■ **Problem details**: Pull each line holding "this" out of the entries below.
# Records to use start
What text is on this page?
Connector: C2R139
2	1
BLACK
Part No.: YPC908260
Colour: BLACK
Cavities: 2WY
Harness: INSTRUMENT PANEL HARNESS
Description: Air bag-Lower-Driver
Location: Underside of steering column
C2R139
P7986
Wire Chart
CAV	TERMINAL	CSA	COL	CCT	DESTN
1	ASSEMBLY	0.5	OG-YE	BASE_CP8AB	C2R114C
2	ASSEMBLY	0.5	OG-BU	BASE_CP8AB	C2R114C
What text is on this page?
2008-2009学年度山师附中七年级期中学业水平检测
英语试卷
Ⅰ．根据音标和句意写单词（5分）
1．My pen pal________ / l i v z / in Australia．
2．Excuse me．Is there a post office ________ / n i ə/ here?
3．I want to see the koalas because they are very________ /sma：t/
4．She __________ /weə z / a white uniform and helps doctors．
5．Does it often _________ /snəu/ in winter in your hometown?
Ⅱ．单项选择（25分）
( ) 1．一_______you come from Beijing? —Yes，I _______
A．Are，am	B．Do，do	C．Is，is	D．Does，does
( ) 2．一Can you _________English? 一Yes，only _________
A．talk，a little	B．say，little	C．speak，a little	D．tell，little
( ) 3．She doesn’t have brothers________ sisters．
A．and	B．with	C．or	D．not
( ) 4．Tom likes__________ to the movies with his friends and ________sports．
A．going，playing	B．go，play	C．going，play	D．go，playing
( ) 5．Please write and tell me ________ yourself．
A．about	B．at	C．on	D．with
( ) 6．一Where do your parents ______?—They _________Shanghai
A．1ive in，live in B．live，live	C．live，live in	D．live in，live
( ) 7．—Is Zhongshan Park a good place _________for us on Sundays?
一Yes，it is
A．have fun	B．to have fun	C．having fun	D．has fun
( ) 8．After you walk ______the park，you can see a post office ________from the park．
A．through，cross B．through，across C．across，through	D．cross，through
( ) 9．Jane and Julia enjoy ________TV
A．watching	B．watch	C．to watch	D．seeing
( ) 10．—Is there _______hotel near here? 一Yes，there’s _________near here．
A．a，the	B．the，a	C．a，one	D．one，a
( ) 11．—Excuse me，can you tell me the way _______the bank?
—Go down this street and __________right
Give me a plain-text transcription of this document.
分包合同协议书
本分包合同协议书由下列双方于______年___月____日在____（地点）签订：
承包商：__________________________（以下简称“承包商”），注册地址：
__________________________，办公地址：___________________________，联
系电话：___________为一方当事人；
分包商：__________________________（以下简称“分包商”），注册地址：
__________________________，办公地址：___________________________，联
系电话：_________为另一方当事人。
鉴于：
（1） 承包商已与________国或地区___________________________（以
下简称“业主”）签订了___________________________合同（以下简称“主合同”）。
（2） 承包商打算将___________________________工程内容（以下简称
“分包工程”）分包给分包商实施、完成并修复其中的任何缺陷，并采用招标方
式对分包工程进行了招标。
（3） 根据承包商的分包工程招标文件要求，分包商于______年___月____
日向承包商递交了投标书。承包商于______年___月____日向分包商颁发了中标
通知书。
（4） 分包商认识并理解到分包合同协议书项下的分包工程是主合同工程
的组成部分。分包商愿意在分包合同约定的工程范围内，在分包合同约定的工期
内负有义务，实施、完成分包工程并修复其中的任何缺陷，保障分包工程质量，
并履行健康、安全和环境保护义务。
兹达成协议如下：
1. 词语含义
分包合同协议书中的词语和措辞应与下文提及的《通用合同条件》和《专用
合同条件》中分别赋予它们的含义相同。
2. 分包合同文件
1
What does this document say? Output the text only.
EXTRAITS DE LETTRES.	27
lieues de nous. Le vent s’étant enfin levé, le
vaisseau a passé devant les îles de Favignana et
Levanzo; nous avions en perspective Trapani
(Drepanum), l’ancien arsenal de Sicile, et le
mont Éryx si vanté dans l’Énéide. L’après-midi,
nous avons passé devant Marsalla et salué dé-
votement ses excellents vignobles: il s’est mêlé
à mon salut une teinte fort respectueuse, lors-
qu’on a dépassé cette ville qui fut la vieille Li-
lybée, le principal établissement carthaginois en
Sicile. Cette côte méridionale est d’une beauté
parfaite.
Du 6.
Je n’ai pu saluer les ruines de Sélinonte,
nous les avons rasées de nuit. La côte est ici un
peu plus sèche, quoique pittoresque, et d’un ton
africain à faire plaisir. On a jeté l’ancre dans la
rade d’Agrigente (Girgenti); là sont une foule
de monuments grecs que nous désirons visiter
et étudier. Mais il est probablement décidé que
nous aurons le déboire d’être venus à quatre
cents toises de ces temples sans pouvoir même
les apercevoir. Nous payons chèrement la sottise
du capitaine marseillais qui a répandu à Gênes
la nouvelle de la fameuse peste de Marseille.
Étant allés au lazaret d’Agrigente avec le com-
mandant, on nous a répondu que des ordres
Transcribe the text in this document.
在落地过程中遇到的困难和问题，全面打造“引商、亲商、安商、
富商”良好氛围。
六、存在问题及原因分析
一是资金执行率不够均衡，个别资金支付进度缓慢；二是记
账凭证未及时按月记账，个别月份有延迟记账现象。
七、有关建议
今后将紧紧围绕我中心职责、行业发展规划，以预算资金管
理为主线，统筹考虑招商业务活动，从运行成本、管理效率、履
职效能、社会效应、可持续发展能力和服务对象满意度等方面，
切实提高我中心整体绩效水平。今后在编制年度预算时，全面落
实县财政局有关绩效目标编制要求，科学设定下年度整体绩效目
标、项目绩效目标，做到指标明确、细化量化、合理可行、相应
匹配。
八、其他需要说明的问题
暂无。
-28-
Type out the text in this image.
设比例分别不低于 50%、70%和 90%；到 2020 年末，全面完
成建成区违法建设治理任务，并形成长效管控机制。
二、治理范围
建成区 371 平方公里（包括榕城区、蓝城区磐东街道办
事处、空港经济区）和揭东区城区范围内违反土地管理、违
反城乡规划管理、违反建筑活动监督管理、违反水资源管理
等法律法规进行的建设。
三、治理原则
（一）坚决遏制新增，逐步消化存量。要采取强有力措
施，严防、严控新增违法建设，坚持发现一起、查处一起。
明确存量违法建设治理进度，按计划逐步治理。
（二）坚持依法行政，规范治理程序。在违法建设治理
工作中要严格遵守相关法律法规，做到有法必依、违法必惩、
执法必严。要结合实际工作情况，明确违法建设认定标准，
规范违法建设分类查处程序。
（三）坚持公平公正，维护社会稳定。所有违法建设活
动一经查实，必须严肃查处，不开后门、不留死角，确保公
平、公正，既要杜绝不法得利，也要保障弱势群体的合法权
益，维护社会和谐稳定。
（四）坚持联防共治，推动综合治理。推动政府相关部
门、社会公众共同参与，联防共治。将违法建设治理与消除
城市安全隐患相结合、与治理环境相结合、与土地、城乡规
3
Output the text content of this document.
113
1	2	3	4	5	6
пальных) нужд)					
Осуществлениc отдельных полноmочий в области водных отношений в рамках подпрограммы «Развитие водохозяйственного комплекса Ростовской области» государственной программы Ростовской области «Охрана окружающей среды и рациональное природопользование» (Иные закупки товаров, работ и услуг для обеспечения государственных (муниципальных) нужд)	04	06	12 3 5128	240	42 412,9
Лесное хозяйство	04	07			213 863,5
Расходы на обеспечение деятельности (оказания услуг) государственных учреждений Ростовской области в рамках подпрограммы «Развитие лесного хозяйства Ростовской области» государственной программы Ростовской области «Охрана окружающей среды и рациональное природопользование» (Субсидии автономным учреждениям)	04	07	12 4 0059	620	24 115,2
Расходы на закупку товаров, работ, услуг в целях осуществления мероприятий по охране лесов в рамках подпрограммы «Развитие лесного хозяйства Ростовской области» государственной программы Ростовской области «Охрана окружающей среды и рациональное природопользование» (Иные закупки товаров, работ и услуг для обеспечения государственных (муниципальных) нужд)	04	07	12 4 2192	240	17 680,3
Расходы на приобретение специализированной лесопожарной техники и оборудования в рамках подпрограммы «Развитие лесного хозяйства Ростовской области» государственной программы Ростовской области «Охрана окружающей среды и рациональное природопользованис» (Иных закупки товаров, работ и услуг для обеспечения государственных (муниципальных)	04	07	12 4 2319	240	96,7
# Records to use end
■ **Finished task**:
What text is on this page?
What text is on this page?
—Go down this street and __________right
Give me a plain-text transcription of this document.
What does this document say? Output the text only.
Transcribe the text in this document.
Type out the text in this image.
Output the text content of this document.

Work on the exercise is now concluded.